:: Material shown ::
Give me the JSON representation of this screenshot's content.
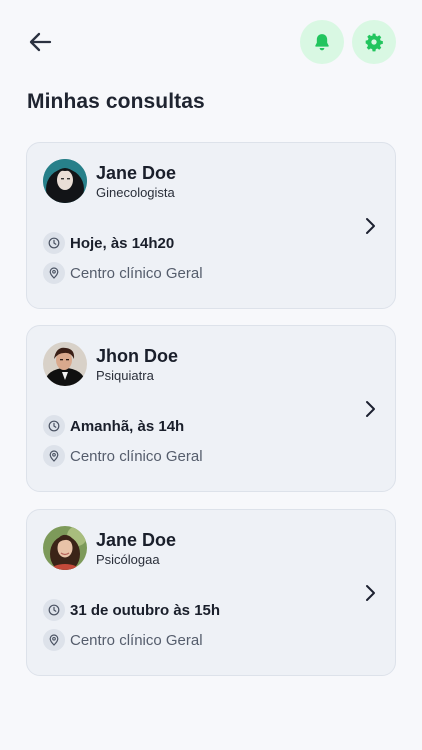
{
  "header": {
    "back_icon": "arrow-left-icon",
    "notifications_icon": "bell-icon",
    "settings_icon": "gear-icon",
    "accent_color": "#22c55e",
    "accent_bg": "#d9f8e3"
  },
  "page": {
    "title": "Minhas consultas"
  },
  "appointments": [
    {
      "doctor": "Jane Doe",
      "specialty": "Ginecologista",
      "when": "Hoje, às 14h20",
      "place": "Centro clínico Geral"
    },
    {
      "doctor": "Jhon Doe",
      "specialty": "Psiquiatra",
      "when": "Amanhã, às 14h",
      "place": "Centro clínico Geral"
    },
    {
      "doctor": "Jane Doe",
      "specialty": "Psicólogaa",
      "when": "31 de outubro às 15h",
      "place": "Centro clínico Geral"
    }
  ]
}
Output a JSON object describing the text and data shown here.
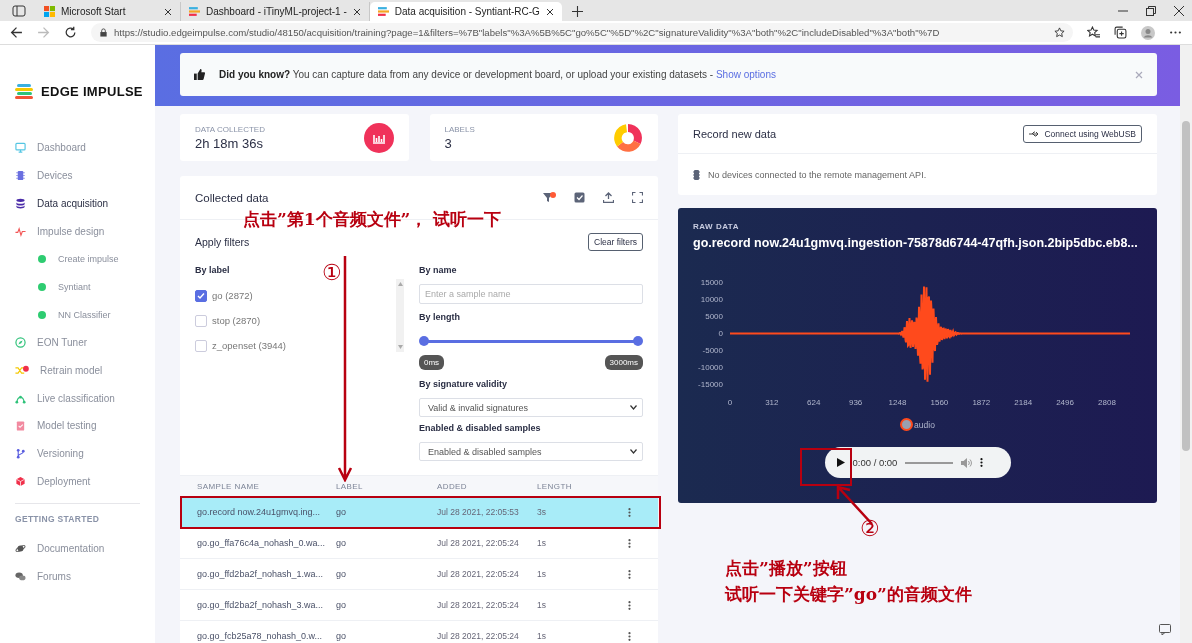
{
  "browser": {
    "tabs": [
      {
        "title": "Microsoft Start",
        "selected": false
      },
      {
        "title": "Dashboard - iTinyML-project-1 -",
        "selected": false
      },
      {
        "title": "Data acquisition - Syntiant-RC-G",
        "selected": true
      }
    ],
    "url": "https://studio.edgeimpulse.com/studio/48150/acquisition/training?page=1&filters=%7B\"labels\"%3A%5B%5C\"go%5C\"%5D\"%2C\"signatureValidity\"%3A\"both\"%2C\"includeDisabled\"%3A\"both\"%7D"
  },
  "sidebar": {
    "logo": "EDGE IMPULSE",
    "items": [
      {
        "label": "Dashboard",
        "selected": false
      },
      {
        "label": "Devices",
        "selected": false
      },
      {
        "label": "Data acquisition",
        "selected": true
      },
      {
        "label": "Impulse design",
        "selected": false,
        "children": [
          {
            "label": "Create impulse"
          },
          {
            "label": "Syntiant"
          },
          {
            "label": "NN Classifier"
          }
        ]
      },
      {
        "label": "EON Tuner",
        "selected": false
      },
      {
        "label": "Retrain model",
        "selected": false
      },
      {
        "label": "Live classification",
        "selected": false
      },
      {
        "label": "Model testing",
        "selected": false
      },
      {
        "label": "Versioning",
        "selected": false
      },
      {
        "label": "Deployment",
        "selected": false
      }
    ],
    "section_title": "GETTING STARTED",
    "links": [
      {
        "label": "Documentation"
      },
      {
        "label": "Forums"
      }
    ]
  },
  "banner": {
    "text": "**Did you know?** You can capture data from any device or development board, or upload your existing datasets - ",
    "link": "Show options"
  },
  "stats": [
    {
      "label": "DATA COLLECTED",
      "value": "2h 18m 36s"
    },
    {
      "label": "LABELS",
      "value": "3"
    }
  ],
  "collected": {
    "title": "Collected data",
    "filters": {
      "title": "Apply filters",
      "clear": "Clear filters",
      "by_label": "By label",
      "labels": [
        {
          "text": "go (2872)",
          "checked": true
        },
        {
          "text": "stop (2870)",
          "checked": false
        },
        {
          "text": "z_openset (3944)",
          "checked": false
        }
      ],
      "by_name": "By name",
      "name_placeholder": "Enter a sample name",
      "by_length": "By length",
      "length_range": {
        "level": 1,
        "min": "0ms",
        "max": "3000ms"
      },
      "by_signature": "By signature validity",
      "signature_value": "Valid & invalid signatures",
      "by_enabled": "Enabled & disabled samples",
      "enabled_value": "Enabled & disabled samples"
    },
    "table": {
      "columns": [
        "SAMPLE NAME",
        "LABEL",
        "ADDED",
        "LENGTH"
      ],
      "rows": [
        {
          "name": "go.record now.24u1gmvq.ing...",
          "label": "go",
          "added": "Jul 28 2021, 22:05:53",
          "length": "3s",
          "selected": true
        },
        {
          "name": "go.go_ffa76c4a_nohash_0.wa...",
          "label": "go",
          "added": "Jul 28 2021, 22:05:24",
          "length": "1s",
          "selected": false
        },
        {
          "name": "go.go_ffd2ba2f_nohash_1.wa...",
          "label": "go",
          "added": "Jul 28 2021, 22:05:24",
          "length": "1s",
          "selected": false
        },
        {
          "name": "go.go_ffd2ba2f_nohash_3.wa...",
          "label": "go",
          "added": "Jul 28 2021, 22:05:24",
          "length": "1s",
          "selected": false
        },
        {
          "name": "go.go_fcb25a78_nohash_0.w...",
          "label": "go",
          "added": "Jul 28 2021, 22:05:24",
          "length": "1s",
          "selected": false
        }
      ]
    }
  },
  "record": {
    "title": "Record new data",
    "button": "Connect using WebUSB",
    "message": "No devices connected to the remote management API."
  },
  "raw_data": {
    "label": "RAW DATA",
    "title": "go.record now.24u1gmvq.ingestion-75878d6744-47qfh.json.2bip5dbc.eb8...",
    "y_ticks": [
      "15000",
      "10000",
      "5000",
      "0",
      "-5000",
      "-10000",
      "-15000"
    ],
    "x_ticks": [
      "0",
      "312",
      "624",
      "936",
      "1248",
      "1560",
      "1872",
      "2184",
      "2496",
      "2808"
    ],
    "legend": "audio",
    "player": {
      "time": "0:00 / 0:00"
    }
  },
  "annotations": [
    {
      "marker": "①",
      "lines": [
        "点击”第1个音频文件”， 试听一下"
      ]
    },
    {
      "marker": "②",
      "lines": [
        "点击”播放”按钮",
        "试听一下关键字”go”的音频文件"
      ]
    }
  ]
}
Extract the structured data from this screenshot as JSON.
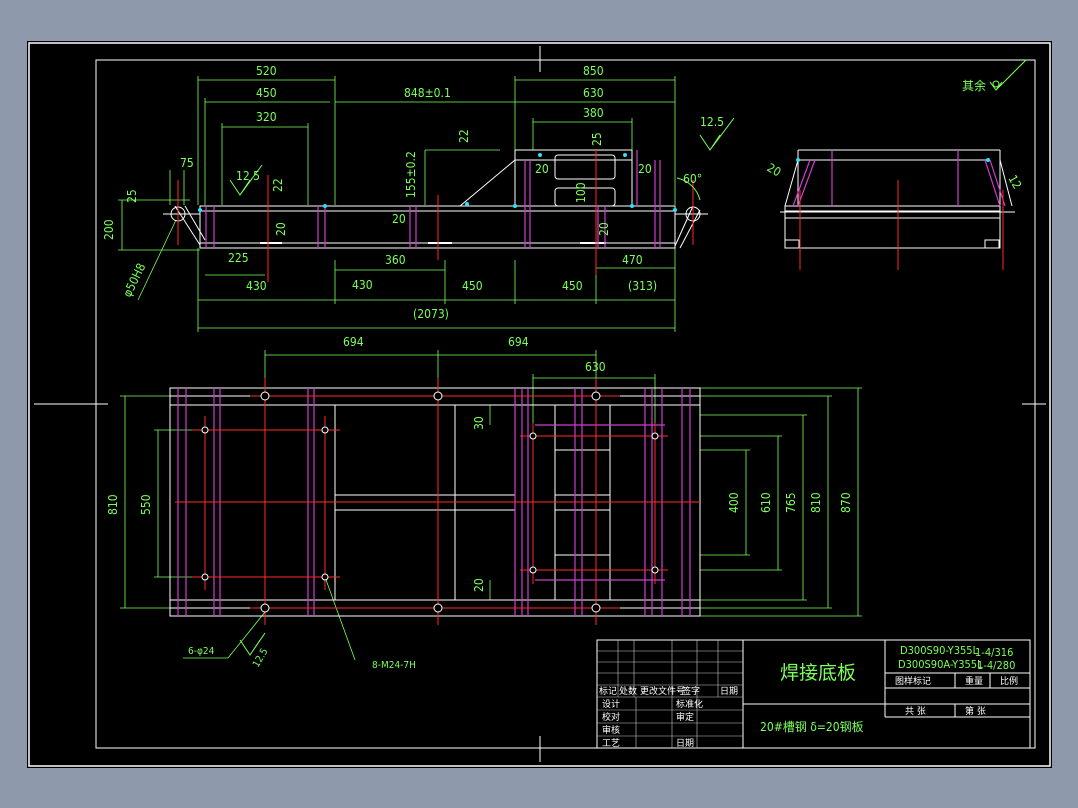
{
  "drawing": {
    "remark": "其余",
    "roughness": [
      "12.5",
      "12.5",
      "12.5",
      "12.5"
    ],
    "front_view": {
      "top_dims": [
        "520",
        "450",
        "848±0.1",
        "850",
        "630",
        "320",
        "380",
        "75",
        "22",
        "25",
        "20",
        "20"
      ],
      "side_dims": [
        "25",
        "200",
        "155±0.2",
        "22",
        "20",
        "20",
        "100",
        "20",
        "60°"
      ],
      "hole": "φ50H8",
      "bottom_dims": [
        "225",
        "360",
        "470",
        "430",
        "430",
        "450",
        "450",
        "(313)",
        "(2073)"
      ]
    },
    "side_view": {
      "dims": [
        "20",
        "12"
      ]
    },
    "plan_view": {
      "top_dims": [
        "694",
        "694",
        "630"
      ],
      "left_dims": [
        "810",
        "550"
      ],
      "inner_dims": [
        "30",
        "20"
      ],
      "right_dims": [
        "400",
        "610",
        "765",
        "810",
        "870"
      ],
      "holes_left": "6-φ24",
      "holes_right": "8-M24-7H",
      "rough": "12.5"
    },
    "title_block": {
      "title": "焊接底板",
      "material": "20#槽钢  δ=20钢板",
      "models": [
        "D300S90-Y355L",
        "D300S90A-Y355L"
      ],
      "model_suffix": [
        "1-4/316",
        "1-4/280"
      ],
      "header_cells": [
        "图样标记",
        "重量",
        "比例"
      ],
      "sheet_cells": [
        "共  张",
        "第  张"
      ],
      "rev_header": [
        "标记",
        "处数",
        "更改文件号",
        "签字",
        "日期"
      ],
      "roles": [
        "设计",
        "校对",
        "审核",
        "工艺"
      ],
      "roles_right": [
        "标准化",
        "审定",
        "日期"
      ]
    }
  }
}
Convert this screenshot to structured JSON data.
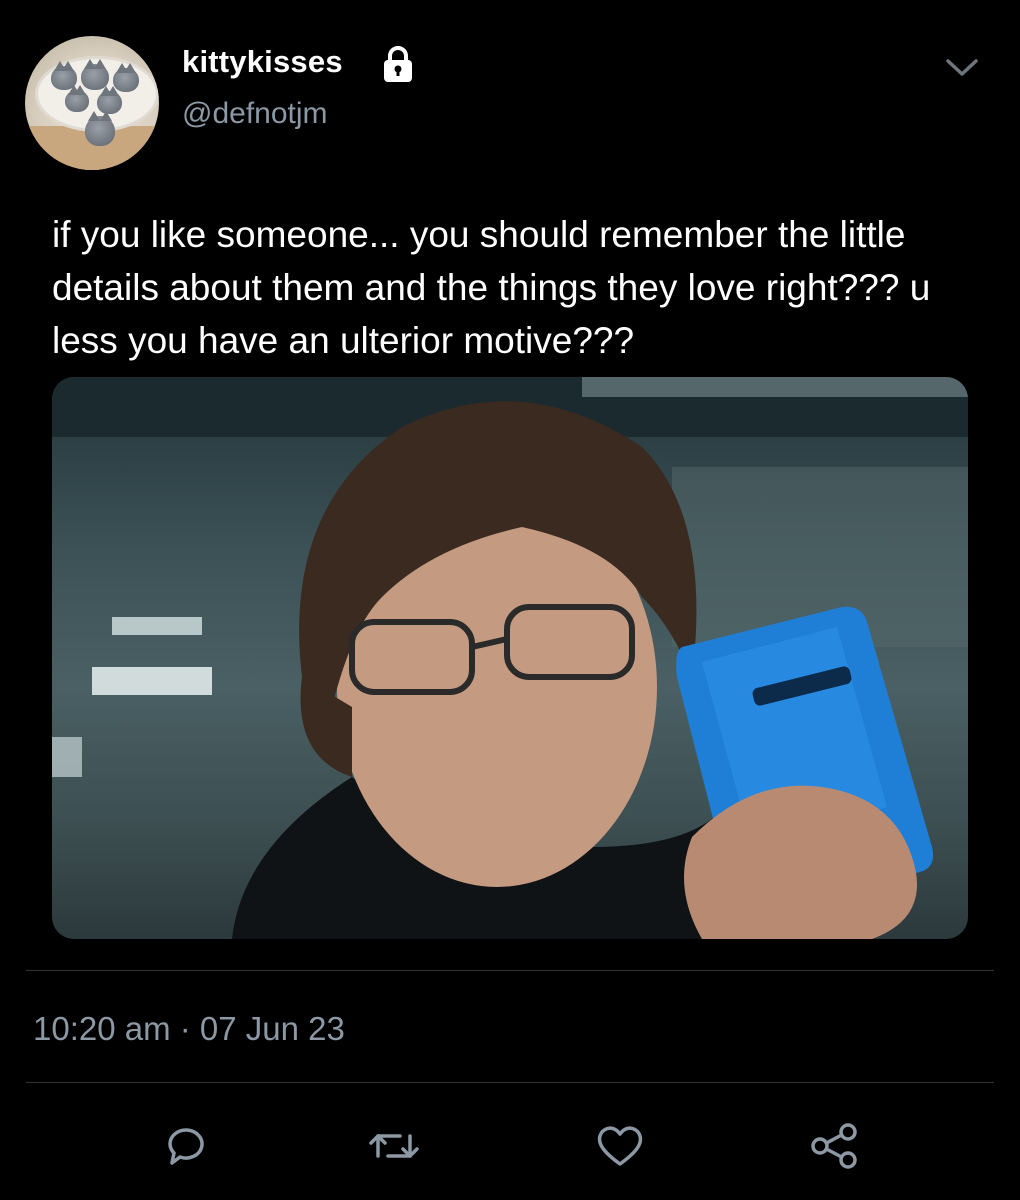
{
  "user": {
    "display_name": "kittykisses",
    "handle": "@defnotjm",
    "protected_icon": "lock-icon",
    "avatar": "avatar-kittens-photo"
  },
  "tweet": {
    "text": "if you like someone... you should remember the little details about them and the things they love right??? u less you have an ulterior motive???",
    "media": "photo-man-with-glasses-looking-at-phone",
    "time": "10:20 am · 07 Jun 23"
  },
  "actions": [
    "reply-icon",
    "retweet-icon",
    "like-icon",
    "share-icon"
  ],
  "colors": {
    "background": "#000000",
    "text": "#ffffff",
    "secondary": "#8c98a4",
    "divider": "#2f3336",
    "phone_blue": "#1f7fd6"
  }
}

:: Task statement ::
Your task is to reproduce all of the material exactly. The pictures stay out.

:: Output of the exercise ::
Give me the JSON representation of this screenshot's content.
{
  "header": {
    "back_icon": "arrow-left-icon",
    "notifications_icon": "bell-icon",
    "settings_icon": "gear-icon",
    "accent_color": "#22c55e",
    "accent_bg": "#d9f8e3"
  },
  "page": {
    "title": "Minhas consultas"
  },
  "appointments": [
    {
      "doctor": "Jane Doe",
      "specialty": "Ginecologista",
      "when": "Hoje, às 14h20",
      "place": "Centro clínico Geral"
    },
    {
      "doctor": "Jhon Doe",
      "specialty": "Psiquiatra",
      "when": "Amanhã, às 14h",
      "place": "Centro clínico Geral"
    },
    {
      "doctor": "Jane Doe",
      "specialty": "Psicólogaa",
      "when": "31 de outubro às 15h",
      "place": "Centro clínico Geral"
    }
  ]
}
Output a JSON object describing the text and data shown here.
{
  "browser": {
    "tabs": [
      {
        "title": "Microsoft Start",
        "selected": false
      },
      {
        "title": "Dashboard - iTinyML-project-1 -",
        "selected": false
      },
      {
        "title": "Data acquisition - Syntiant-RC-G",
        "selected": true
      }
    ],
    "url": "https://studio.edgeimpulse.com/studio/48150/acquisition/training?page=1&filters=%7B\"labels\"%3A%5B%5C\"go%5C\"%5D\"%2C\"signatureValidity\"%3A\"both\"%2C\"includeDisabled\"%3A\"both\"%7D"
  },
  "sidebar": {
    "logo": "EDGE IMPULSE",
    "items": [
      {
        "label": "Dashboard",
        "selected": false
      },
      {
        "label": "Devices",
        "selected": false
      },
      {
        "label": "Data acquisition",
        "selected": true
      },
      {
        "label": "Impulse design",
        "selected": false,
        "children": [
          {
            "label": "Create impulse"
          },
          {
            "label": "Syntiant"
          },
          {
            "label": "NN Classifier"
          }
        ]
      },
      {
        "label": "EON Tuner",
        "selected": false
      },
      {
        "label": "Retrain model",
        "selected": false
      },
      {
        "label": "Live classification",
        "selected": false
      },
      {
        "label": "Model testing",
        "selected": false
      },
      {
        "label": "Versioning",
        "selected": false
      },
      {
        "label": "Deployment",
        "selected": false
      }
    ],
    "section_title": "GETTING STARTED",
    "links": [
      {
        "label": "Documentation"
      },
      {
        "label": "Forums"
      }
    ]
  },
  "banner": {
    "text": "**Did you know?** You can capture data from any device or development board, or upload your existing datasets - ",
    "link": "Show options"
  },
  "stats": [
    {
      "label": "DATA COLLECTED",
      "value": "2h 18m 36s"
    },
    {
      "label": "LABELS",
      "value": "3"
    }
  ],
  "collected": {
    "title": "Collected data",
    "filters": {
      "title": "Apply filters",
      "clear": "Clear filters",
      "by_label": "By label",
      "labels": [
        {
          "text": "go (2872)",
          "checked": true
        },
        {
          "text": "stop (2870)",
          "checked": false
        },
        {
          "text": "z_openset (3944)",
          "checked": false
        }
      ],
      "by_name": "By name",
      "name_placeholder": "Enter a sample name",
      "by_length": "By length",
      "length_range": {
        "level": 1,
        "min": "0ms",
        "max": "3000ms"
      },
      "by_signature": "By signature validity",
      "signature_value": "Valid & invalid signatures",
      "by_enabled": "Enabled & disabled samples",
      "enabled_value": "Enabled & disabled samples"
    },
    "table": {
      "columns": [
        "SAMPLE NAME",
        "LABEL",
        "ADDED",
        "LENGTH"
      ],
      "rows": [
        {
          "name": "go.record now.24u1gmvq.ing...",
          "label": "go",
          "added": "Jul 28 2021, 22:05:53",
          "length": "3s",
          "selected": true
        },
        {
          "name": "go.go_ffa76c4a_nohash_0.wa...",
          "label": "go",
          "added": "Jul 28 2021, 22:05:24",
          "length": "1s",
          "selected": false
        },
        {
          "name": "go.go_ffd2ba2f_nohash_1.wa...",
          "label": "go",
          "added": "Jul 28 2021, 22:05:24",
          "length": "1s",
          "selected": false
        },
        {
          "name": "go.go_ffd2ba2f_nohash_3.wa...",
          "label": "go",
          "added": "Jul 28 2021, 22:05:24",
          "length": "1s",
          "selected": false
        },
        {
          "name": "go.go_fcb25a78_nohash_0.w...",
          "label": "go",
          "added": "Jul 28 2021, 22:05:24",
          "length": "1s",
          "selected": false
        }
      ]
    }
  },
  "record": {
    "title": "Record new data",
    "button": "Connect using WebUSB",
    "message": "No devices connected to the remote management API."
  },
  "raw_data": {
    "label": "RAW DATA",
    "title": "go.record now.24u1gmvq.ingestion-75878d6744-47qfh.json.2bip5dbc.eb8...",
    "y_ticks": [
      "15000",
      "10000",
      "5000",
      "0",
      "-5000",
      "-10000",
      "-15000"
    ],
    "x_ticks": [
      "0",
      "312",
      "624",
      "936",
      "1248",
      "1560",
      "1872",
      "2184",
      "2496",
      "2808"
    ],
    "legend": "audio",
    "player": {
      "time": "0:00 / 0:00"
    }
  },
  "annotations": [
    {
      "marker": "①",
      "lines": [
        "点击”第1个音频文件”， 试听一下"
      ]
    },
    {
      "marker": "②",
      "lines": [
        "点击”播放”按钮",
        "试听一下关键字”go”的音频文件"
      ]
    }
  ]
}
Extract the structured data from this screenshot as JSON.
{
  "drawing": {
    "remark": "其余",
    "roughness": [
      "12.5",
      "12.5",
      "12.5",
      "12.5"
    ],
    "front_view": {
      "top_dims": [
        "520",
        "450",
        "848±0.1",
        "850",
        "630",
        "320",
        "380",
        "75",
        "22",
        "25",
        "20",
        "20"
      ],
      "side_dims": [
        "25",
        "200",
        "155±0.2",
        "22",
        "20",
        "20",
        "100",
        "20",
        "60°"
      ],
      "hole": "φ50H8",
      "bottom_dims": [
        "225",
        "360",
        "470",
        "430",
        "430",
        "450",
        "450",
        "(313)",
        "(2073)"
      ]
    },
    "side_view": {
      "dims": [
        "20",
        "12"
      ]
    },
    "plan_view": {
      "top_dims": [
        "694",
        "694",
        "630"
      ],
      "left_dims": [
        "810",
        "550"
      ],
      "inner_dims": [
        "30",
        "20"
      ],
      "right_dims": [
        "400",
        "610",
        "765",
        "810",
        "870"
      ],
      "holes_left": "6-φ24",
      "holes_right": "8-M24-7H",
      "rough": "12.5"
    },
    "title_block": {
      "title": "焊接底板",
      "material": "20#槽钢  δ=20钢板",
      "models": [
        "D300S90-Y355L",
        "D300S90A-Y355L"
      ],
      "model_suffix": [
        "1-4/316",
        "1-4/280"
      ],
      "header_cells": [
        "图样标记",
        "重量",
        "比例"
      ],
      "sheet_cells": [
        "共  张",
        "第  张"
      ],
      "rev_header": [
        "标记",
        "处数",
        "更改文件号",
        "签字",
        "日期"
      ],
      "roles": [
        "设计",
        "校对",
        "审核",
        "工艺"
      ],
      "roles_right": [
        "标准化",
        "审定",
        "日期"
      ]
    }
  }
}
Convert this screenshot to structured JSON data.
{
  "user": {
    "display_name": "kittykisses",
    "handle": "@defnotjm",
    "protected_icon": "lock-icon",
    "avatar": "avatar-kittens-photo"
  },
  "tweet": {
    "text": "if you like someone... you should remember the little details about them and the things they love right??? u less you have an ulterior motive???",
    "media": "photo-man-with-glasses-looking-at-phone",
    "time": "10:20 am · 07 Jun 23"
  },
  "actions": [
    "reply-icon",
    "retweet-icon",
    "like-icon",
    "share-icon"
  ],
  "colors": {
    "background": "#000000",
    "text": "#ffffff",
    "secondary": "#8c98a4",
    "divider": "#2f3336",
    "phone_blue": "#1f7fd6"
  }
}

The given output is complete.